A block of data
● ● ● ● ●
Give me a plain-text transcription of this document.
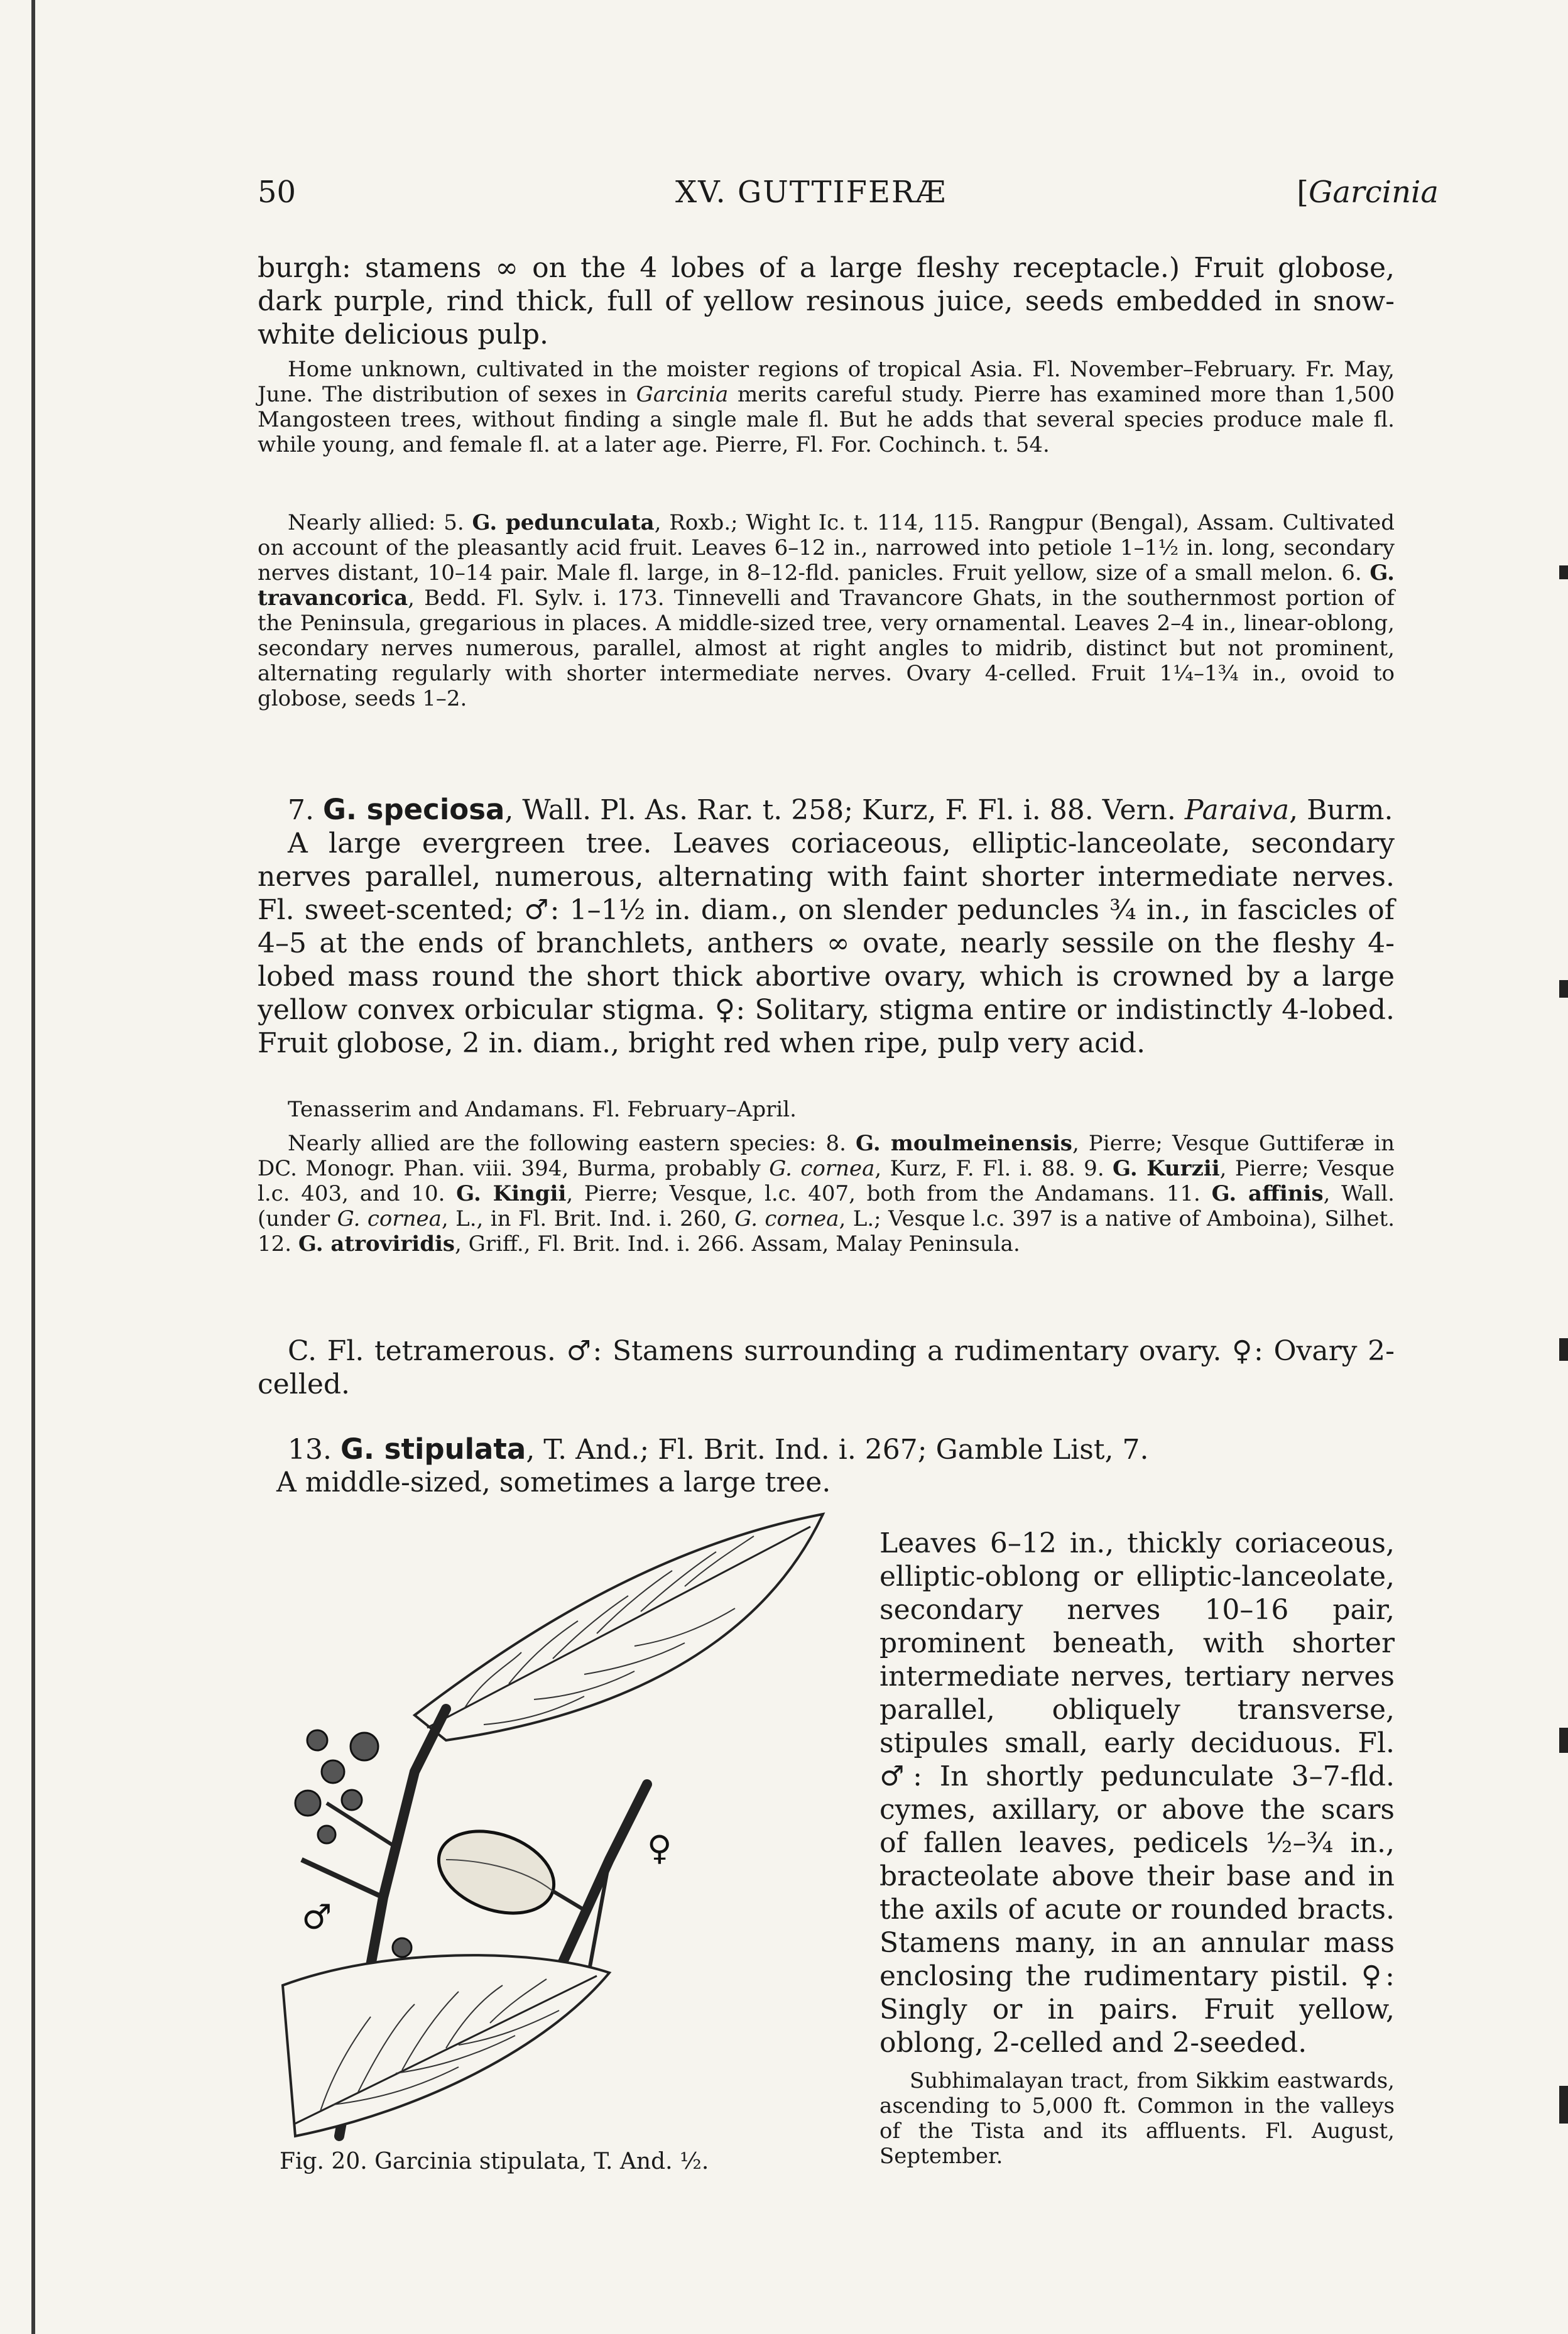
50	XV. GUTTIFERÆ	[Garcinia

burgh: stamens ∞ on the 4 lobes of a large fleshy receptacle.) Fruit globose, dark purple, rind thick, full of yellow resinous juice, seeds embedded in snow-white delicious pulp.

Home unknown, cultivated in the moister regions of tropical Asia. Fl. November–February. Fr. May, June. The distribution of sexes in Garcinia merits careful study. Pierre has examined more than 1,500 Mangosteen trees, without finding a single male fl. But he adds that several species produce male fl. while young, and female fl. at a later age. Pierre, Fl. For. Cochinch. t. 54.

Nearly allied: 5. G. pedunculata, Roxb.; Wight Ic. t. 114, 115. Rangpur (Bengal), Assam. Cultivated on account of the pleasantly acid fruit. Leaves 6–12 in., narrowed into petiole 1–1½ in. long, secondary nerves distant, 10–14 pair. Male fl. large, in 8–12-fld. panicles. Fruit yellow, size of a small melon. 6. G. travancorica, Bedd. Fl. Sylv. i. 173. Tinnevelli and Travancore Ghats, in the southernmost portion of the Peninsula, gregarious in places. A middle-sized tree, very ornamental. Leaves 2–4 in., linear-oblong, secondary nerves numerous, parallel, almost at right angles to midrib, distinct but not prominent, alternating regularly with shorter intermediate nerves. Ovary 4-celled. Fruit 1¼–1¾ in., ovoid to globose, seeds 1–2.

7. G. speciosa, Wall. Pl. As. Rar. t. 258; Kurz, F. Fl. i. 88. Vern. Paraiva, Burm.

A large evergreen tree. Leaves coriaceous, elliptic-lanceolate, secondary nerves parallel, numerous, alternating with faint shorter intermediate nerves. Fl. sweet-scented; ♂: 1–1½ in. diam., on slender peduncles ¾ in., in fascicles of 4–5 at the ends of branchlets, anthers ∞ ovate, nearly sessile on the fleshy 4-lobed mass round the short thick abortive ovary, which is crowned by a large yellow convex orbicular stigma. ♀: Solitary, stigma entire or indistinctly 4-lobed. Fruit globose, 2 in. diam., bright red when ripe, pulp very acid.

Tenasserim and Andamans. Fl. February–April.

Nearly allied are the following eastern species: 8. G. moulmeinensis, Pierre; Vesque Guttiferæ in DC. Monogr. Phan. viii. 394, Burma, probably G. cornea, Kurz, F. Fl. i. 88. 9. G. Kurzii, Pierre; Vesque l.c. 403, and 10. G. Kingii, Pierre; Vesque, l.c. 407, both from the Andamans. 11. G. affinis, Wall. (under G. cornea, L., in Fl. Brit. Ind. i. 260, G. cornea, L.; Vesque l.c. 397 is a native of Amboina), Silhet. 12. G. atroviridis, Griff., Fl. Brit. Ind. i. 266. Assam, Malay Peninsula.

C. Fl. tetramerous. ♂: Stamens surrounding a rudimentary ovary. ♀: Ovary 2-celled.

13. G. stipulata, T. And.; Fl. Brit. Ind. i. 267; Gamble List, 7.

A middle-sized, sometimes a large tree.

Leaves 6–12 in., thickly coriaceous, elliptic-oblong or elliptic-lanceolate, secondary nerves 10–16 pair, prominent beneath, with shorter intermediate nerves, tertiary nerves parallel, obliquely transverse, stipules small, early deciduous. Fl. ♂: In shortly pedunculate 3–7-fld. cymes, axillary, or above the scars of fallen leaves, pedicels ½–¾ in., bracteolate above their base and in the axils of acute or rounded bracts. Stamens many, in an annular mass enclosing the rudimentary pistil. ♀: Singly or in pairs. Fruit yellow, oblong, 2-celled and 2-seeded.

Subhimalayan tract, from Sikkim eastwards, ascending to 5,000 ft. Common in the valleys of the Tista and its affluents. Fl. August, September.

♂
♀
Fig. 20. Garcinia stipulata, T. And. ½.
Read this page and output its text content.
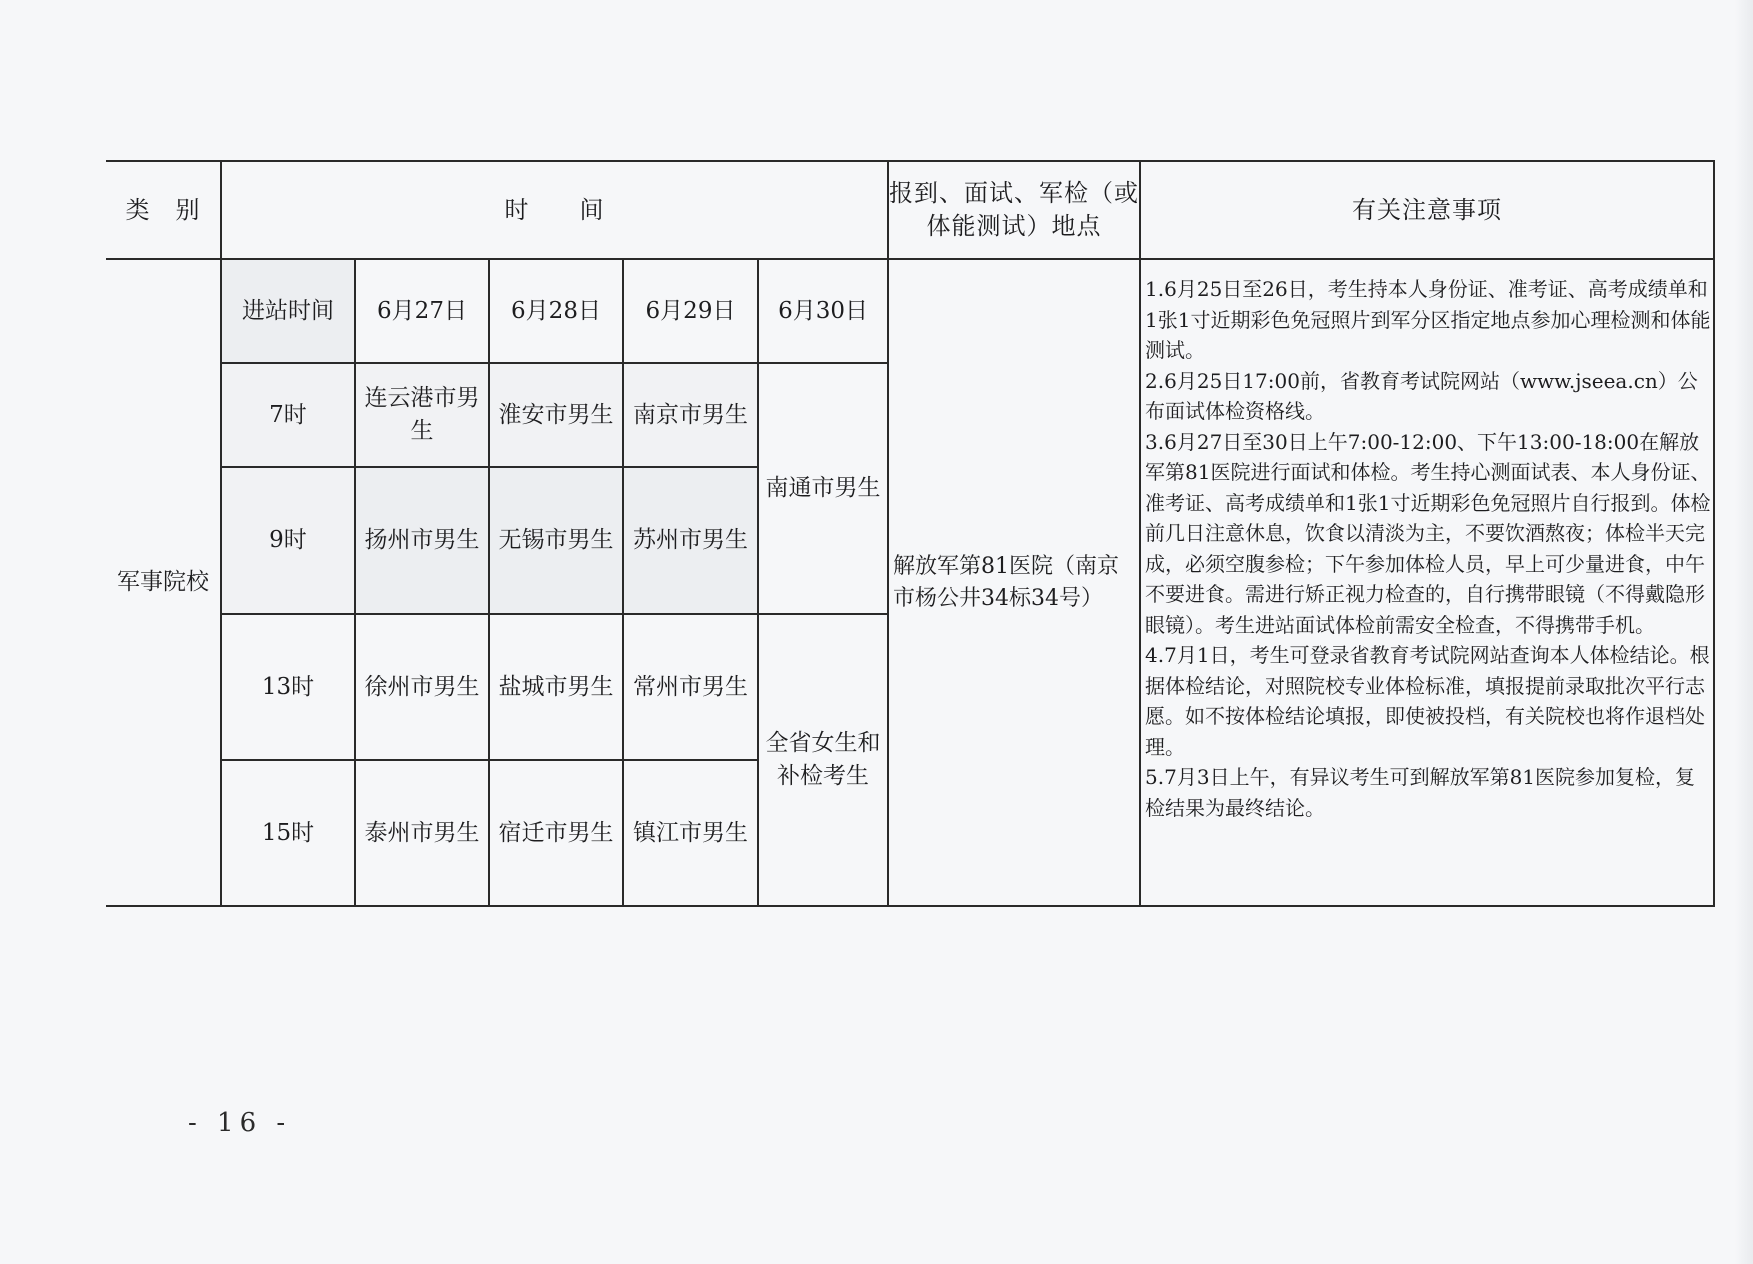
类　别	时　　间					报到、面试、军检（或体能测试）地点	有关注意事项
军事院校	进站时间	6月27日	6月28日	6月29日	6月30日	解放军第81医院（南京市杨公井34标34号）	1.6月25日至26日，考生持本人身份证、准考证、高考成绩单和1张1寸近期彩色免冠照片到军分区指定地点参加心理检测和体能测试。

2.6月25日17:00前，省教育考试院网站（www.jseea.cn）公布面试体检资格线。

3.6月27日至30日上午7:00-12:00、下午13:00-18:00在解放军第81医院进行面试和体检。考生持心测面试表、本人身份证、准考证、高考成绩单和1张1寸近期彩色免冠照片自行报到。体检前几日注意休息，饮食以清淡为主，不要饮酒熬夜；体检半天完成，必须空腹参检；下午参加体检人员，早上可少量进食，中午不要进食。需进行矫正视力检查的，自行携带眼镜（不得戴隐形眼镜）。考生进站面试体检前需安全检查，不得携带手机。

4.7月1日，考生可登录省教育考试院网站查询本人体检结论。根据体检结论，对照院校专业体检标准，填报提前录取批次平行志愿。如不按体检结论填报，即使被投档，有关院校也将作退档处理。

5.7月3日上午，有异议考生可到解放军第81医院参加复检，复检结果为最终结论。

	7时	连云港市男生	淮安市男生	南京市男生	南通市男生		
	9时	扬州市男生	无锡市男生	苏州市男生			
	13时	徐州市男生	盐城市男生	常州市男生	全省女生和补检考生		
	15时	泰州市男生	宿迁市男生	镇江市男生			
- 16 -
● ● ● ● ●
- **TASK DETAILS**
Pull every line containing "Wall" from the material above.

- **RESULT OF THIS EXERCISE**
7. G. speciosa, Wall. Pl. As. Rar. t. 258; Kurz, F. Fl. i. 88. Vern. Paraiva, Burm.
Nearly allied are the following eastern species: 8. G. moulmeinensis, Pierre; Vesque Guttiferæ in DC. Monogr. Phan. viii. 394, Burma, probably G. cornea, Kurz, F. Fl. i. 88. 9. G. Kurzii, Pierre; Vesque l.c. 403, and 10. G. Kingii, Pierre; Vesque, l.c. 407, both from the Andamans. 11. G. affinis, Wall. (under G. cornea, L., in Fl. Brit. Ind. i. 260, G. cornea, L.; Vesque l.c. 397 is a native of Amboina), Silhet. 12. G. atroviridis, Griff., Fl. Brit. Ind. i. 266. Assam, Malay Peninsula.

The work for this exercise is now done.